■ TASK BRIEF ■
Write out each line in which the string "Annual" is present.

■ RECORD LIST ■
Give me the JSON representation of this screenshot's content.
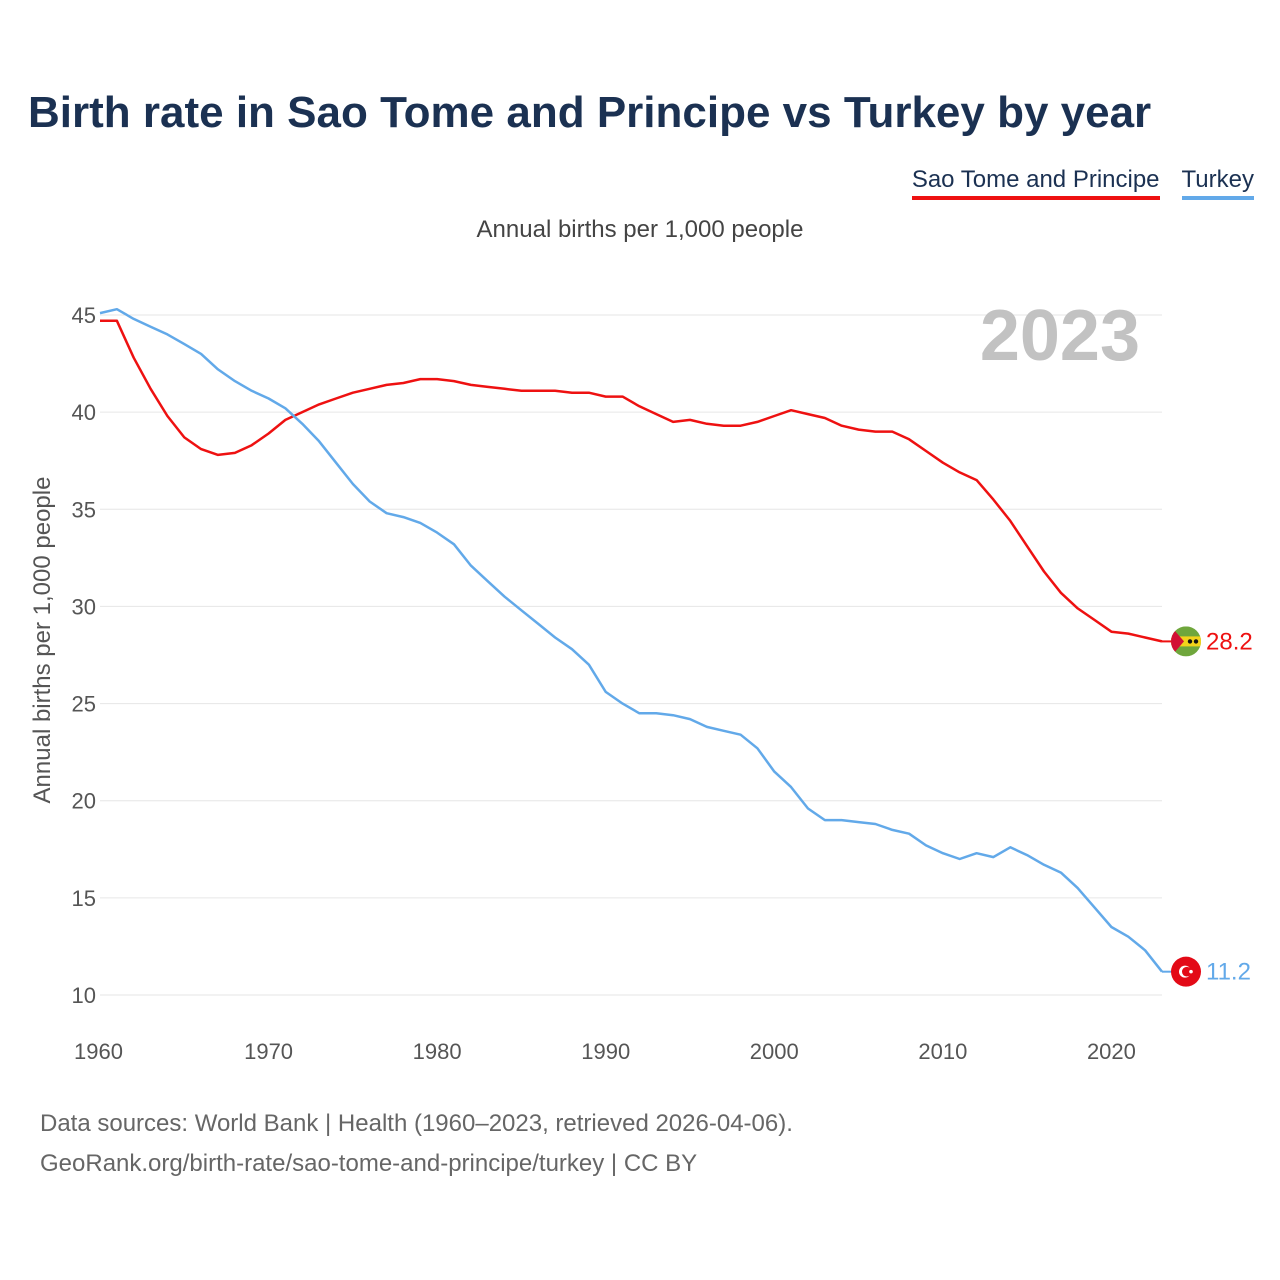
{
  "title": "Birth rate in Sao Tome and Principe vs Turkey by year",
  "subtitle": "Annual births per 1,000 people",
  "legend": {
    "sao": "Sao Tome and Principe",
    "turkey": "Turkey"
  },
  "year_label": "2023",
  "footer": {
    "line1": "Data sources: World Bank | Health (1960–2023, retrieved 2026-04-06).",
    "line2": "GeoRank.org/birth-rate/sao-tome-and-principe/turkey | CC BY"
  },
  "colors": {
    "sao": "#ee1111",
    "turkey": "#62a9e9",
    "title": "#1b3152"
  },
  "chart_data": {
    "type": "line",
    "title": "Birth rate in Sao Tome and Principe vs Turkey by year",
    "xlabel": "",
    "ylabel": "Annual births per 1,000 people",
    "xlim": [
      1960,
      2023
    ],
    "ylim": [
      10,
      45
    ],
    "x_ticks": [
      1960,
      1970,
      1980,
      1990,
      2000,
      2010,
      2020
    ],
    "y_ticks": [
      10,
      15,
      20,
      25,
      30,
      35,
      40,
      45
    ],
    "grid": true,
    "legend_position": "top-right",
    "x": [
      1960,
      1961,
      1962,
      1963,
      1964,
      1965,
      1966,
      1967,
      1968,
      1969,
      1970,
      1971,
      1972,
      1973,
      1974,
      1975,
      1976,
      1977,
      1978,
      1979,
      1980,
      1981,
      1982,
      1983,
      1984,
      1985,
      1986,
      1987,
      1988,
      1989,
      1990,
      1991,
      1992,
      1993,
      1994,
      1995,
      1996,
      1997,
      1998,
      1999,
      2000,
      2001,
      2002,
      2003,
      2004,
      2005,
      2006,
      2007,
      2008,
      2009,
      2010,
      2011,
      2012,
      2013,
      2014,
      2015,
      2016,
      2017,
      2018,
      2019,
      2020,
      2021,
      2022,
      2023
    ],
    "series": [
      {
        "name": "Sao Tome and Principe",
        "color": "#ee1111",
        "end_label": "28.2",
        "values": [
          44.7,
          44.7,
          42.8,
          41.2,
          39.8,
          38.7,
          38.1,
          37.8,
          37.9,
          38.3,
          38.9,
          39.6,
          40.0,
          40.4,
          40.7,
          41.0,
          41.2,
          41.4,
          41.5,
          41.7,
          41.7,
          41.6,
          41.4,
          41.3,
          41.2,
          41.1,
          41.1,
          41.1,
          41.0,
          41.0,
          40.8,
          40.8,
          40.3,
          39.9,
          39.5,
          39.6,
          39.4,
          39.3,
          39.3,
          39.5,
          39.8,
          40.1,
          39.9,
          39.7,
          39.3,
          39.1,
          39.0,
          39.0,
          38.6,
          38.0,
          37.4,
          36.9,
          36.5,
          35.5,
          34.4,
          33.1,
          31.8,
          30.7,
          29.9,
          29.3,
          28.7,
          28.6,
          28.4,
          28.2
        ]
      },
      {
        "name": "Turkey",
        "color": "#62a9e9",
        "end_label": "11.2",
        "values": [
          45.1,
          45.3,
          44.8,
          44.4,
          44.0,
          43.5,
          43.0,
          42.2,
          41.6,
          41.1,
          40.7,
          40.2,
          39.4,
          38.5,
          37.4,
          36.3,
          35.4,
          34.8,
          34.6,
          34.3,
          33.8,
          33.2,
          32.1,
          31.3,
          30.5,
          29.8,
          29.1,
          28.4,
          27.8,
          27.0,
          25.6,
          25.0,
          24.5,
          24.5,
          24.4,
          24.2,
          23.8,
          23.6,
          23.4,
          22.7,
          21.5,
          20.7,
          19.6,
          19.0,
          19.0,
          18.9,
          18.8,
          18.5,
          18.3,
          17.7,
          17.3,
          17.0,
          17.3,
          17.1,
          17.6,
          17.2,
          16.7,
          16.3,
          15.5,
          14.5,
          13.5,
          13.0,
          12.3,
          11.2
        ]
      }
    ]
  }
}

■ ANSWER TO THIS TASK ■
  "subtitle": "Annual births per 1,000 people",
    "ylabel": "Annual births per 1,000 people",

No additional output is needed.